*What you have to do*:
Skip the pictures and extract all of the lines exactly as written.

*Input for this task*:
::::::::

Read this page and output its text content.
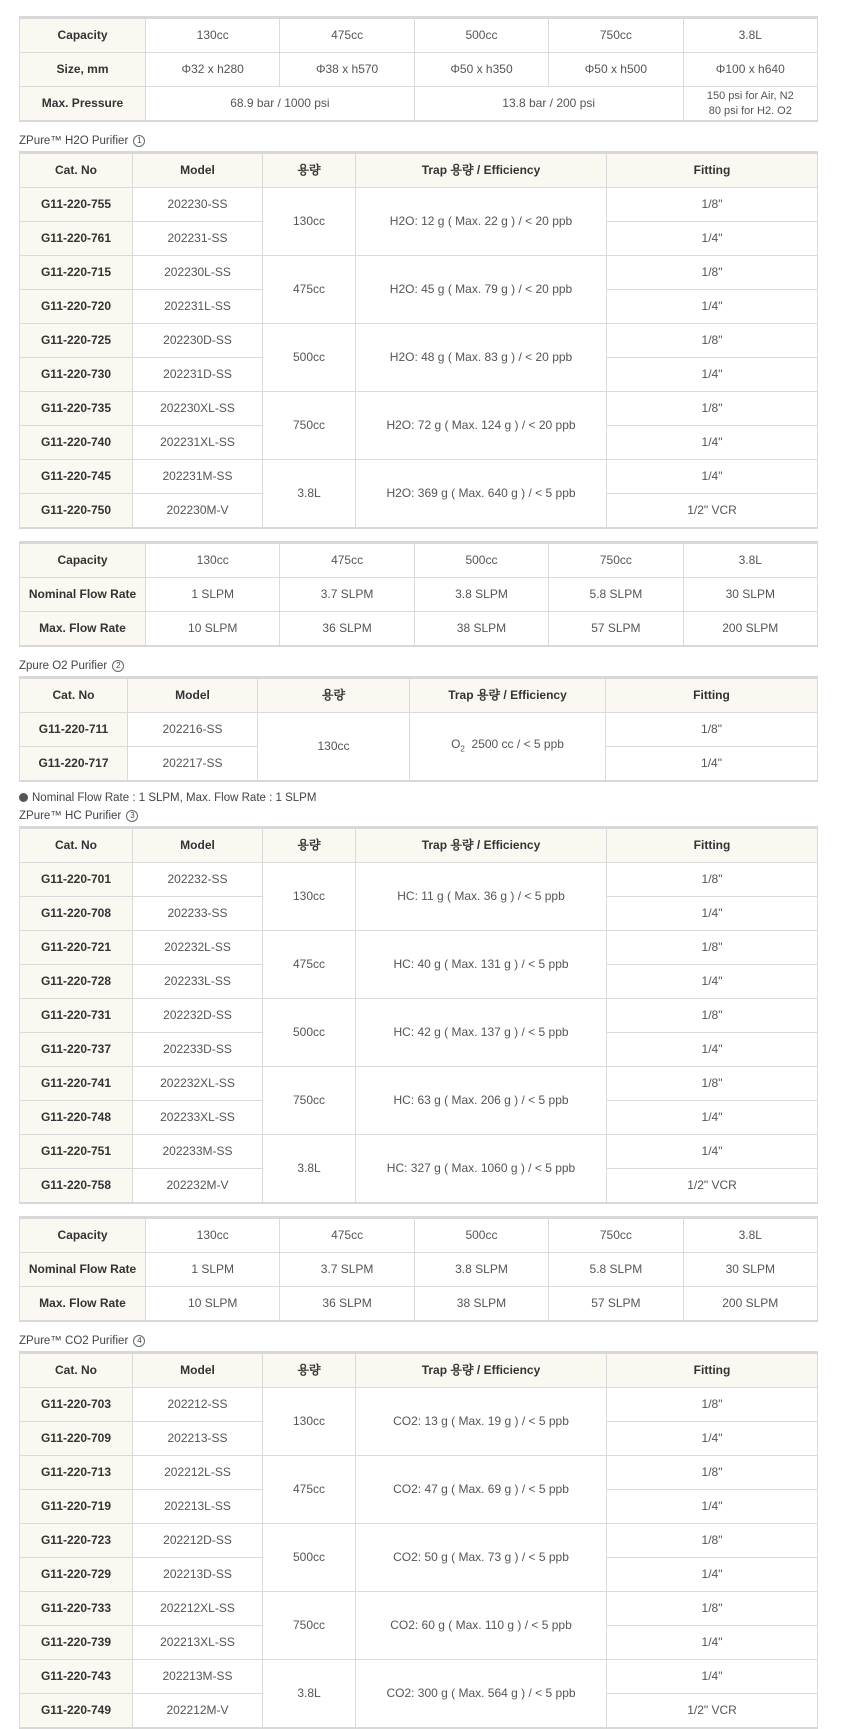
Capacity	130cc	475cc	500cc	750cc	3.8L
Size, mm	Φ32 x h280	Φ38 x h570	Φ50 x h350	Φ50 x h500	Φ100 x h640
Max. Pressure	68.9 bar / 1000 psi		13.8 bar / 200 psi		150 psi for Air, N2
80 psi for H2. O2
ZPure™ H2O Purifier 1
Cat. No	Model	용량	Trap 용량 / Efficiency	Fitting
G11-220-755	202230-SS	130cc	H2O: 12 g ( Max. 22 g ) / < 20 ppb	1/8"
G11-220-761	202231-SS			1/4"
G11-220-715	202230L-SS	475cc	H2O: 45 g ( Max. 79 g ) / < 20 ppb	1/8"
G11-220-720	202231L-SS			1/4"
G11-220-725	202230D-SS	500cc	H2O: 48 g ( Max. 83 g ) / < 20 ppb	1/8"
G11-220-730	202231D-SS			1/4"
G11-220-735	202230XL-SS	750cc	H2O: 72 g ( Max. 124 g ) / < 20 ppb	1/8"
G11-220-740	202231XL-SS			1/4"
G11-220-745	202231M-SS	3.8L	H2O: 369 g ( Max. 640 g ) / < 5 ppb	1/4"
G11-220-750	202230M-V			1/2" VCR
Capacity	130cc	475cc	500cc	750cc	3.8L
Nominal Flow Rate	1 SLPM	3.7 SLPM	3.8 SLPM	5.8 SLPM	30 SLPM
Max. Flow Rate	10 SLPM	36 SLPM	38 SLPM	57 SLPM	200 SLPM
Zpure O2 Purifier 2
Cat. No	Model	용량	Trap 용량 / Efficiency	Fitting
G11-220-711	202216-SS	130cc	$O_2$ 2500 cc / < 5 ppb	1/8"
G11-220-717	202217-SS			1/4"
Nominal Flow Rate : 1 SLPM, Max. Flow Rate : 1 SLPM
ZPure™ HC Purifier 3
Cat. No	Model	용량	Trap 용량 / Efficiency	Fitting
G11-220-701	202232-SS	130cc	HC: 11 g ( Max. 36 g ) / < 5 ppb	1/8"
G11-220-708	202233-SS			1/4"
G11-220-721	202232L-SS	475cc	HC: 40 g ( Max. 131 g ) / < 5 ppb	1/8"
G11-220-728	202233L-SS			1/4"
G11-220-731	202232D-SS	500cc	HC: 42 g ( Max. 137 g ) / < 5 ppb	1/8"
G11-220-737	202233D-SS			1/4"
G11-220-741	202232XL-SS	750cc	HC: 63 g ( Max. 206 g ) / < 5 ppb	1/8"
G11-220-748	202233XL-SS			1/4"
G11-220-751	202233M-SS	3.8L	HC: 327 g ( Max. 1060 g ) / < 5 ppb	1/4"
G11-220-758	202232M-V			1/2" VCR
Capacity	130cc	475cc	500cc	750cc	3.8L
Nominal Flow Rate	1 SLPM	3.7 SLPM	3.8 SLPM	5.8 SLPM	30 SLPM
Max. Flow Rate	10 SLPM	36 SLPM	38 SLPM	57 SLPM	200 SLPM
ZPure™ CO2 Purifier 4
Cat. No	Model	용량	Trap 용량 / Efficiency	Fitting
G11-220-703	202212-SS	130cc	CO2: 13 g ( Max. 19 g ) / < 5 ppb	1/8"
G11-220-709	202213-SS			1/4"
G11-220-713	202212L-SS	475cc	CO2: 47 g ( Max. 69 g ) / < 5 ppb	1/8"
G11-220-719	202213L-SS			1/4"
G11-220-723	202212D-SS	500cc	CO2: 50 g ( Max. 73 g ) / < 5 ppb	1/8"
G11-220-729	202213D-SS			1/4"
G11-220-733	202212XL-SS	750cc	CO2: 60 g ( Max. 110 g ) / < 5 ppb	1/8"
G11-220-739	202213XL-SS			1/4"
G11-220-743	202213M-SS	3.8L	CO2: 300 g ( Max. 564 g ) / < 5 ppb	1/4"
G11-220-749	202212M-V			1/2" VCR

::::::::

*Worked answer*:
Read this page and output its text content.
Capacity	130cc	475cc	500cc	750cc	3.8L
Size, mm	Φ32 x h280	Φ38 x h570	Φ50 x h350	Φ50 x h500	Φ100 x h640
Max. Pressure	68.9 bar / 1000 psi		13.8 bar / 200 psi		150 psi for Air, N2
80 psi for H2. O2
ZPure™ H2O Purifier 1
Cat. No	Model	용량	Trap 용량 / Efficiency	Fitting
G11-220-755	202230-SS	130cc	H2O: 12 g ( Max. 22 g ) / < 20 ppb	1/8"
G11-220-761	202231-SS			1/4"
G11-220-715	202230L-SS	475cc	H2O: 45 g ( Max. 79 g ) / < 20 ppb	1/8"
G11-220-720	202231L-SS			1/4"
G11-220-725	202230D-SS	500cc	H2O: 48 g ( Max. 83 g ) / < 20 ppb	1/8"
G11-220-730	202231D-SS			1/4"
G11-220-735	202230XL-SS	750cc	H2O: 72 g ( Max. 124 g ) / < 20 ppb	1/8"
G11-220-740	202231XL-SS			1/4"
G11-220-745	202231M-SS	3.8L	H2O: 369 g ( Max. 640 g ) / < 5 ppb	1/4"
G11-220-750	202230M-V			1/2" VCR
Capacity	130cc	475cc	500cc	750cc	3.8L
Nominal Flow Rate	1 SLPM	3.7 SLPM	3.8 SLPM	5.8 SLPM	30 SLPM
Max. Flow Rate	10 SLPM	36 SLPM	38 SLPM	57 SLPM	200 SLPM
Zpure O2 Purifier 2
Cat. No	Model	용량	Trap 용량 / Efficiency	Fitting
G11-220-711	202216-SS	130cc	$O_2$ 2500 cc / < 5 ppb	1/8"
G11-220-717	202217-SS			1/4"
Nominal Flow Rate : 1 SLPM, Max. Flow Rate : 1 SLPM
ZPure™ HC Purifier 3
Cat. No	Model	용량	Trap 용량 / Efficiency	Fitting
G11-220-701	202232-SS	130cc	HC: 11 g ( Max. 36 g ) / < 5 ppb	1/8"
G11-220-708	202233-SS			1/4"
G11-220-721	202232L-SS	475cc	HC: 40 g ( Max. 131 g ) / < 5 ppb	1/8"
G11-220-728	202233L-SS			1/4"
G11-220-731	202232D-SS	500cc	HC: 42 g ( Max. 137 g ) / < 5 ppb	1/8"
G11-220-737	202233D-SS			1/4"
G11-220-741	202232XL-SS	750cc	HC: 63 g ( Max. 206 g ) / < 5 ppb	1/8"
G11-220-748	202233XL-SS			1/4"
G11-220-751	202233M-SS	3.8L	HC: 327 g ( Max. 1060 g ) / < 5 ppb	1/4"
G11-220-758	202232M-V			1/2" VCR
Capacity	130cc	475cc	500cc	750cc	3.8L
Nominal Flow Rate	1 SLPM	3.7 SLPM	3.8 SLPM	5.8 SLPM	30 SLPM
Max. Flow Rate	10 SLPM	36 SLPM	38 SLPM	57 SLPM	200 SLPM
ZPure™ CO2 Purifier 4
Cat. No	Model	용량	Trap 용량 / Efficiency	Fitting
G11-220-703	202212-SS	130cc	CO2: 13 g ( Max. 19 g ) / < 5 ppb	1/8"
G11-220-709	202213-SS			1/4"
G11-220-713	202212L-SS	475cc	CO2: 47 g ( Max. 69 g ) / < 5 ppb	1/8"
G11-220-719	202213L-SS			1/4"
G11-220-723	202212D-SS	500cc	CO2: 50 g ( Max. 73 g ) / < 5 ppb	1/8"
G11-220-729	202213D-SS			1/4"
G11-220-733	202212XL-SS	750cc	CO2: 60 g ( Max. 110 g ) / < 5 ppb	1/8"
G11-220-739	202213XL-SS			1/4"
G11-220-743	202213M-SS	3.8L	CO2: 300 g ( Max. 564 g ) / < 5 ppb	1/4"
G11-220-749	202212M-V			1/2" VCR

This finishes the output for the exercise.